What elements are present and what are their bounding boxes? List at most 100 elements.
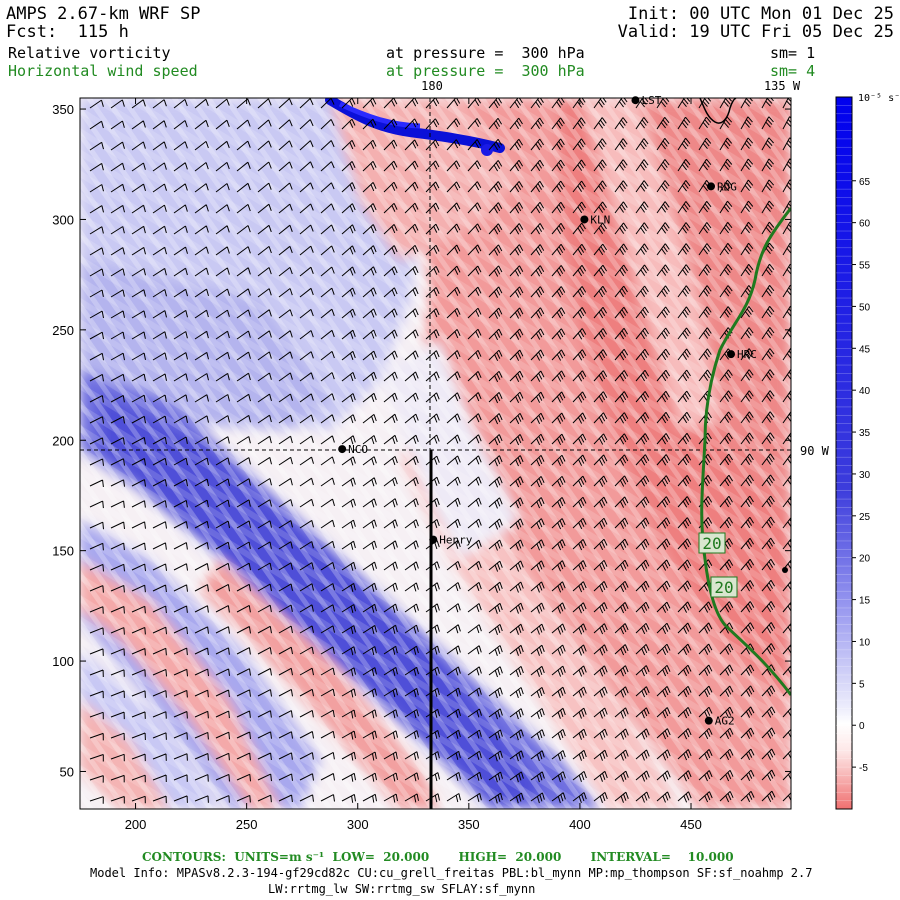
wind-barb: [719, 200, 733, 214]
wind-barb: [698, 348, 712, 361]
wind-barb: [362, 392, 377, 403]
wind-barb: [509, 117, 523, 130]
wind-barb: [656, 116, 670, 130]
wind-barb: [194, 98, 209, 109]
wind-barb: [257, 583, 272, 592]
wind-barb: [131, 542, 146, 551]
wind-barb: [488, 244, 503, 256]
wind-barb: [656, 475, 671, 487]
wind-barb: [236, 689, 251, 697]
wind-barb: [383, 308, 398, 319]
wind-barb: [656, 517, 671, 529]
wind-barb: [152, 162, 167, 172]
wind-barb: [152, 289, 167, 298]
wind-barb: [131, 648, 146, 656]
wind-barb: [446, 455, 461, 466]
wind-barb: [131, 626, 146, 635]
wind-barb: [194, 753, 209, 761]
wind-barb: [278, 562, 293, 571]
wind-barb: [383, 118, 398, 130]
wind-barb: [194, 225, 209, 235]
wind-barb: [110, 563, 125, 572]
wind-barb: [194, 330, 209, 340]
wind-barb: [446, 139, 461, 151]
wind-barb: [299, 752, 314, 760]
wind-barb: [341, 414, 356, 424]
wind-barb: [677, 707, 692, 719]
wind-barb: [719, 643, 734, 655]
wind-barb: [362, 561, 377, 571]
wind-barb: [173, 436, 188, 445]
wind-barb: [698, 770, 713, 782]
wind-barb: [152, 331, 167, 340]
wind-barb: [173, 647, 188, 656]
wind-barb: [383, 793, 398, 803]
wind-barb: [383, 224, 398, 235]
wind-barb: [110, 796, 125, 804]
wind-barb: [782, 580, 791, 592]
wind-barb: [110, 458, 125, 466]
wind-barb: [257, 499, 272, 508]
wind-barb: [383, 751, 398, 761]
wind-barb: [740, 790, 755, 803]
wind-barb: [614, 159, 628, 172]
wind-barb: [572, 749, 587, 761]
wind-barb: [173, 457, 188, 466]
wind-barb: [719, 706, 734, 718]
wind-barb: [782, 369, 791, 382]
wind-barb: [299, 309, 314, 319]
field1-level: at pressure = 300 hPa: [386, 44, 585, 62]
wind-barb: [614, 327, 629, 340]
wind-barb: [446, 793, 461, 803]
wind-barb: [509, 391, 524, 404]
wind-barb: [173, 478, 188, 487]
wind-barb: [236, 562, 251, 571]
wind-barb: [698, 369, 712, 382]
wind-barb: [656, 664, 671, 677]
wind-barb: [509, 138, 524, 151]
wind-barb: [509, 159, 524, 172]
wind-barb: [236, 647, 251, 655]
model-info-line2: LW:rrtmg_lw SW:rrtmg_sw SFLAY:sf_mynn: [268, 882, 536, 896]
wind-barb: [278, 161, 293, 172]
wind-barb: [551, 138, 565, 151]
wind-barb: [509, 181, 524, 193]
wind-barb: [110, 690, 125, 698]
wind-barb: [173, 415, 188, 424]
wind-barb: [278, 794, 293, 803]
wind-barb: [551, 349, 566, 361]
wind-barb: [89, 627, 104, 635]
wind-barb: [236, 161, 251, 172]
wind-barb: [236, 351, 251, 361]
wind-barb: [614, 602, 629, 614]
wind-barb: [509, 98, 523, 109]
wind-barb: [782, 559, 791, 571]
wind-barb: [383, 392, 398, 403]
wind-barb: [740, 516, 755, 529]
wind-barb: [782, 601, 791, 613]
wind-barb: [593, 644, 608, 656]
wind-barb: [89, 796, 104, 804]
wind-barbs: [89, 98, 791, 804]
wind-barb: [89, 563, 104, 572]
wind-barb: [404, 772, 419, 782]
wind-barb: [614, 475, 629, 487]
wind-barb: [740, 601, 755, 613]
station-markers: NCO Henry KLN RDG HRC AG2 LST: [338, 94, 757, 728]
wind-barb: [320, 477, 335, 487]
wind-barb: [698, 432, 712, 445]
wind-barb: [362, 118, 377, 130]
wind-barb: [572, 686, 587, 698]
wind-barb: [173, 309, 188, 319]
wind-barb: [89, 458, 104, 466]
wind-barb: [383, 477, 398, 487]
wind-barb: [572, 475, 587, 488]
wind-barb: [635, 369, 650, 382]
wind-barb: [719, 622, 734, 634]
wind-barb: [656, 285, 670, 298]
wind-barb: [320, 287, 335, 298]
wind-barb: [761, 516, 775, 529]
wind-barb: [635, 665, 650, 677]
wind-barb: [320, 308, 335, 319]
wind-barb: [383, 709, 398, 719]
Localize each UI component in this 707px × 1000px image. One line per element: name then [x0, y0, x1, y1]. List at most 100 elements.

········

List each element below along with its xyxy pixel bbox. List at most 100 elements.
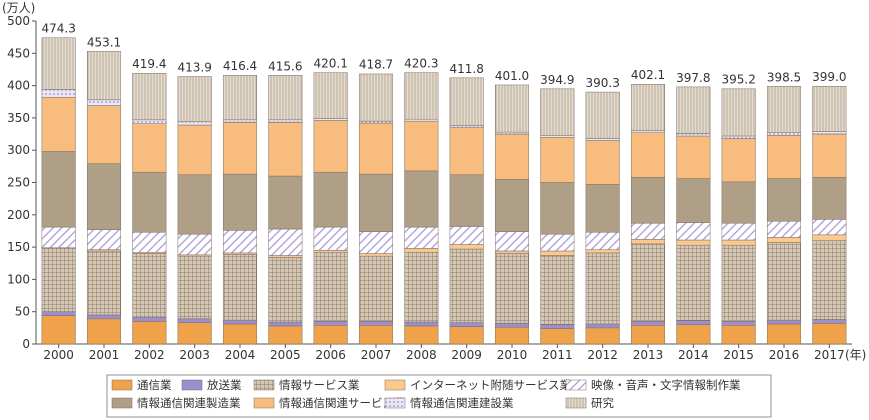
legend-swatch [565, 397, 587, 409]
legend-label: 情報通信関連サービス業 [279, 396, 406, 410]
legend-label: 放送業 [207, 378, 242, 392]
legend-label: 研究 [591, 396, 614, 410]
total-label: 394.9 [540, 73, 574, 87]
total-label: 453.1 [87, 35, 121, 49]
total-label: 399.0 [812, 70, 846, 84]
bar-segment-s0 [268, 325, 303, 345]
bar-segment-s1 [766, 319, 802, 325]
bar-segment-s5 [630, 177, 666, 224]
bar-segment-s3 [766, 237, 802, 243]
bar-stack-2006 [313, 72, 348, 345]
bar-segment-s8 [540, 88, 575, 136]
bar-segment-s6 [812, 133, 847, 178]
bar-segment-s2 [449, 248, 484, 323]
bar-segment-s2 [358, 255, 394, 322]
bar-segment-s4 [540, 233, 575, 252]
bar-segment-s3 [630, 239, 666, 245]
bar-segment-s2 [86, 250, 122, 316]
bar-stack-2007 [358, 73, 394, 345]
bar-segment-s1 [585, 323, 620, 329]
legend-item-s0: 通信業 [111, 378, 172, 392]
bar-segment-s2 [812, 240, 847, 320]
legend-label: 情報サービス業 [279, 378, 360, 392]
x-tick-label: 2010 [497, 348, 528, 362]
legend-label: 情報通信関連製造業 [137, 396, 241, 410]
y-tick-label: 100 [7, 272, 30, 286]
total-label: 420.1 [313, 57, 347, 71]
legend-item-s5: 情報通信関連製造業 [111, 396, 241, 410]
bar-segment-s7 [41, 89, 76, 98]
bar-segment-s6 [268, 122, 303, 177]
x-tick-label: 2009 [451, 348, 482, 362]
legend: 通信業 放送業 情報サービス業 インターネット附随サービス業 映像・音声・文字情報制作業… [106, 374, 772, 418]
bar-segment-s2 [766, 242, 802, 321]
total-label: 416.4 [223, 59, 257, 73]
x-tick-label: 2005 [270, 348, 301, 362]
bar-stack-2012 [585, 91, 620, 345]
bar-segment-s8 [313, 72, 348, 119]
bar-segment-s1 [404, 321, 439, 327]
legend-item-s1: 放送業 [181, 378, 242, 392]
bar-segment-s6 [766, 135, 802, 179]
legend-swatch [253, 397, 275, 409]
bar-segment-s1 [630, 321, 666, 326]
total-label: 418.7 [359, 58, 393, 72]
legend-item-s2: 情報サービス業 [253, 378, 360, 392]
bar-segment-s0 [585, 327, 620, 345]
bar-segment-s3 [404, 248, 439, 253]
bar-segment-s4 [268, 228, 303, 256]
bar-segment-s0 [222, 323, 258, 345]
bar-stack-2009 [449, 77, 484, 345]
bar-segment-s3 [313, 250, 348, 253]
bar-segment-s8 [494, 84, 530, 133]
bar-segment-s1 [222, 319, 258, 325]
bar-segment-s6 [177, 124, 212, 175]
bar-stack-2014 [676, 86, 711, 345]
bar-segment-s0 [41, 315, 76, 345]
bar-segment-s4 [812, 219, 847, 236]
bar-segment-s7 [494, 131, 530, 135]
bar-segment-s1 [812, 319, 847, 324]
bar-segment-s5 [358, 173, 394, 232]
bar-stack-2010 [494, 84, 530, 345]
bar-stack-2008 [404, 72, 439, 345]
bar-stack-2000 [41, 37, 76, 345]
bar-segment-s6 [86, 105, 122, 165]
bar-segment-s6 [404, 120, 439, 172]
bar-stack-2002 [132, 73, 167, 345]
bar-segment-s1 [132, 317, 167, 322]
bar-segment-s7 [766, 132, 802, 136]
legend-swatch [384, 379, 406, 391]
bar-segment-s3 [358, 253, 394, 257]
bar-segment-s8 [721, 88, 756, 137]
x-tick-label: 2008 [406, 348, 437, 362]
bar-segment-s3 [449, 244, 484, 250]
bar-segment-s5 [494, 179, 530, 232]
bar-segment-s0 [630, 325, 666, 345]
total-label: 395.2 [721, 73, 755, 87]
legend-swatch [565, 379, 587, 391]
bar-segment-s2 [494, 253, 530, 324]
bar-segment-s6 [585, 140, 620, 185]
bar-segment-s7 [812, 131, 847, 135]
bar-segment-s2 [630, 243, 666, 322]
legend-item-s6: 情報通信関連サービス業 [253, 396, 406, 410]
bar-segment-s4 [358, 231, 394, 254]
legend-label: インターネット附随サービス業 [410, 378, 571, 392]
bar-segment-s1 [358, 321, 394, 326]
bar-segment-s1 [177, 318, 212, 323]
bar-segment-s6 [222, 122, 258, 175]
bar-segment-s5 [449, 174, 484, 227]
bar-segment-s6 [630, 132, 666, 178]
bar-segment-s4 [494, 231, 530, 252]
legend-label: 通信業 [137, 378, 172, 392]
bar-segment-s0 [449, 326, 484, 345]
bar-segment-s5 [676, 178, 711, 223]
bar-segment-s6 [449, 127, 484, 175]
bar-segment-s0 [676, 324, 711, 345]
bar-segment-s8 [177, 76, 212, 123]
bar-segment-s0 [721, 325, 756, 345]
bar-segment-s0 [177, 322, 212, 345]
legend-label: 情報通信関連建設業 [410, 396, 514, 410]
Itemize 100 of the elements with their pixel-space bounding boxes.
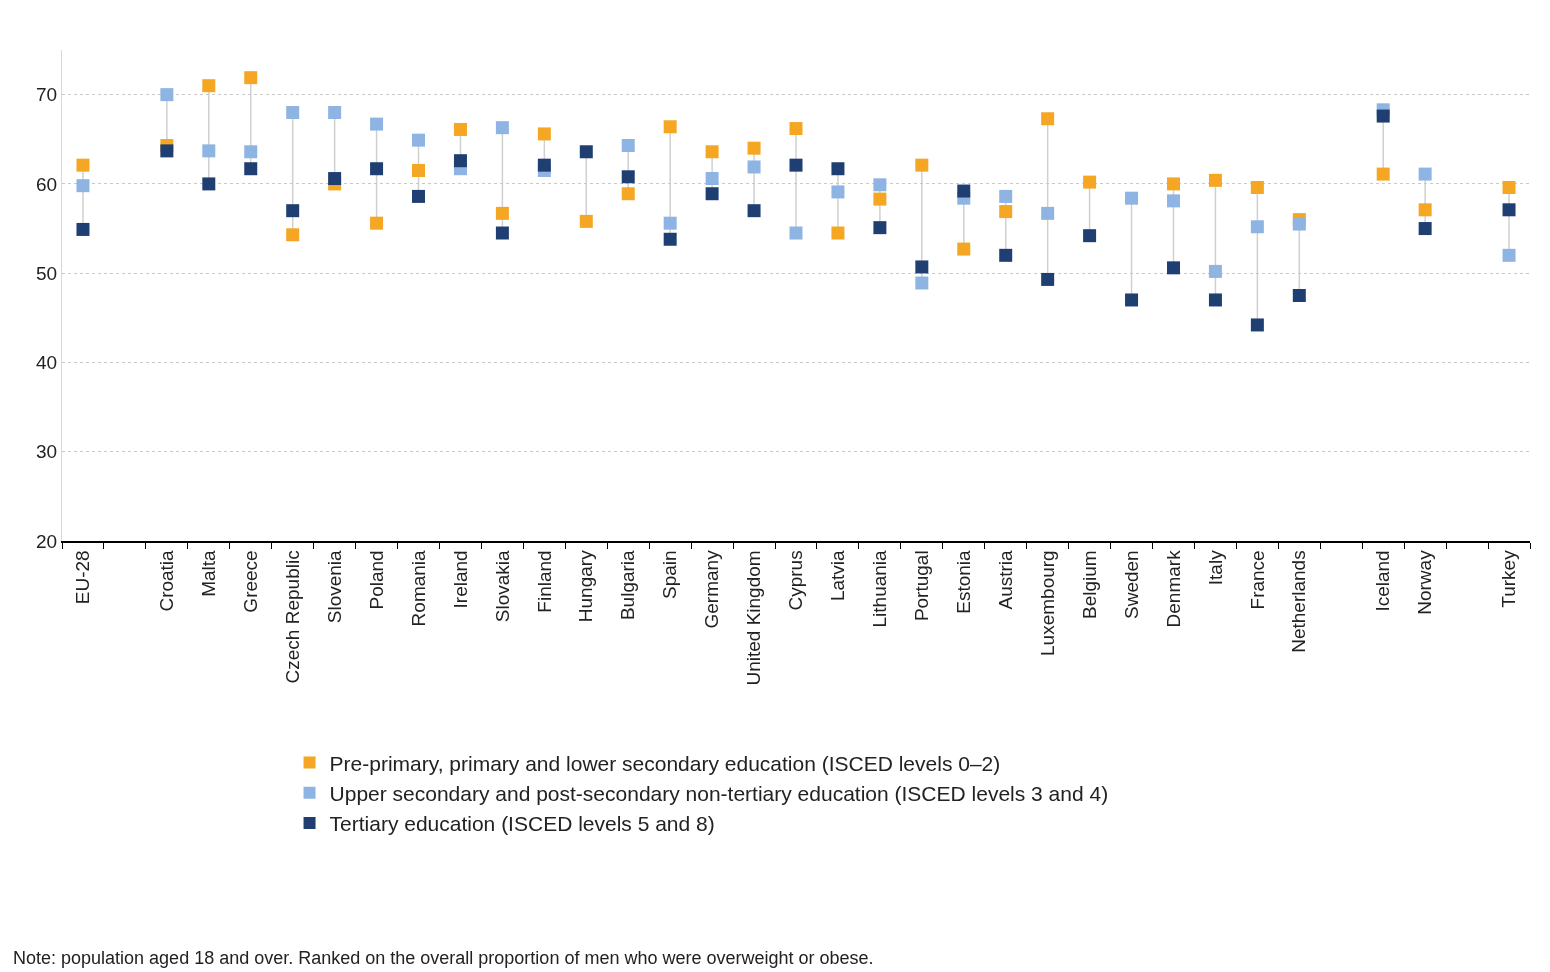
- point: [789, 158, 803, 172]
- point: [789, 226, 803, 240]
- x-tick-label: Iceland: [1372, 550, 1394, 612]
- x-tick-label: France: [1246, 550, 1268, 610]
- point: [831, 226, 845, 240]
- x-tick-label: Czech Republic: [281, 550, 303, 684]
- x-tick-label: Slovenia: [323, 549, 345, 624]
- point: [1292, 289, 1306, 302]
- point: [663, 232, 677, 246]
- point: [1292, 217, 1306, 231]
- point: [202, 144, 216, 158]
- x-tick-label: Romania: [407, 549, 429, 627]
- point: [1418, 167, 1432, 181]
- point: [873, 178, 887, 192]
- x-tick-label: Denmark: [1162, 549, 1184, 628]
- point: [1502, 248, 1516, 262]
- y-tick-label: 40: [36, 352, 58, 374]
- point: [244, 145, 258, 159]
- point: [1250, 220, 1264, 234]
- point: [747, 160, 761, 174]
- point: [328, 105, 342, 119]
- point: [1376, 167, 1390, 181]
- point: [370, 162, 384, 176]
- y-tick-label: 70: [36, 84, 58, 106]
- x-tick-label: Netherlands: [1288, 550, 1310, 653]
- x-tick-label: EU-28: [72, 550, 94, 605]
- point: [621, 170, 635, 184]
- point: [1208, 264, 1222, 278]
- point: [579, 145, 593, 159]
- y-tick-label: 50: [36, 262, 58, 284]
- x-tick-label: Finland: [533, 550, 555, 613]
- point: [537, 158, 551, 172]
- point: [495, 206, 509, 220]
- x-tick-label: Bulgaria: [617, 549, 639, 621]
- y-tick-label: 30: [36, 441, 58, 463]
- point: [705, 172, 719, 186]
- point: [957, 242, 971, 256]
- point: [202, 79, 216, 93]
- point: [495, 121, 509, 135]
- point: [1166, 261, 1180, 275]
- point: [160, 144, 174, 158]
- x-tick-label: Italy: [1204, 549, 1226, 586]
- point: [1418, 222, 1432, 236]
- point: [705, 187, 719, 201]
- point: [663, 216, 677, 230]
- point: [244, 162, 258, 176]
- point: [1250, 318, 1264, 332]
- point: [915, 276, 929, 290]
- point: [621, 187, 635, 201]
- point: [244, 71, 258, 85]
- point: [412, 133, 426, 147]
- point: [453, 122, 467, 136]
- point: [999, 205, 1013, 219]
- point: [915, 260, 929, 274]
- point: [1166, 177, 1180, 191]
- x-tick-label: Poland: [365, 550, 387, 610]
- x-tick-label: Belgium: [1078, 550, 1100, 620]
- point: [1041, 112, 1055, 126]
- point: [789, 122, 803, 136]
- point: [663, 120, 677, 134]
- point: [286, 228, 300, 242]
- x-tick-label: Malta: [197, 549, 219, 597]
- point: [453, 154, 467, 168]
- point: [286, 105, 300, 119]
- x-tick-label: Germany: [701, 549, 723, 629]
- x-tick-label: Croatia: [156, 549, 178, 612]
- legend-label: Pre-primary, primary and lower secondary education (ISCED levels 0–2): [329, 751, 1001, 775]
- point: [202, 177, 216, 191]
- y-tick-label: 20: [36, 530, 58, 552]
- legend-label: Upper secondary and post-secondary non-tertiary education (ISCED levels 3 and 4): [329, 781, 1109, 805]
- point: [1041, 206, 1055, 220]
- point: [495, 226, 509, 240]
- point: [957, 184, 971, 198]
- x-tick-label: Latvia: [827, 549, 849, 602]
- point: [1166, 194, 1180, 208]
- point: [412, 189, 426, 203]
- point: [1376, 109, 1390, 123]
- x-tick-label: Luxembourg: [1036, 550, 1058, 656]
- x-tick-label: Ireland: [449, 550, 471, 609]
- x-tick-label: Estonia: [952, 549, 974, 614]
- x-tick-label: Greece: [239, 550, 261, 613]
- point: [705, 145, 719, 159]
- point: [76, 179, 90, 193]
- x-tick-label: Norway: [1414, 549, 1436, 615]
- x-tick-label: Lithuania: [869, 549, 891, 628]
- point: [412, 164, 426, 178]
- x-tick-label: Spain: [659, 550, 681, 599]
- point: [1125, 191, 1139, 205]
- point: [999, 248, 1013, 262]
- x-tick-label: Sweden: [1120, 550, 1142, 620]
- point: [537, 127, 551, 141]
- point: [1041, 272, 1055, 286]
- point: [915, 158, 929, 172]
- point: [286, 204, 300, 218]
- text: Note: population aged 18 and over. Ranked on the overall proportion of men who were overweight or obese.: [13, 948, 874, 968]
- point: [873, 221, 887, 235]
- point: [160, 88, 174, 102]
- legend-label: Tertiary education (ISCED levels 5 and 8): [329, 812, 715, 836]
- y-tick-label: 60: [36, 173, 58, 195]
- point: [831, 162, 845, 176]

········

» Written instruction:
Recast the entries from the line that contains "legend-swatch [565, 397, 587, 409]" through the line that contains "bar-segment-s0 [268, 325, 303, 345]" as a JSON list of strings, one string per line, with blank lines left out.

» Written response:
[
  "legend-swatch [565, 397, 587, 409]",
  "legend-label: 情報通信関連サービス業 [279, 396, 406, 410]",
  "legend-label: 放送業 [207, 378, 242, 392]",
  "legend-label: 研究 [591, 396, 614, 410]",
  "total-label: 394.9 [540, 73, 574, 87]",
  "total-label: 453.1 [87, 35, 121, 49]",
  "total-label: 399.0 [812, 70, 846, 84]",
  "bar-segment-s0 [268, 325, 303, 345]"
]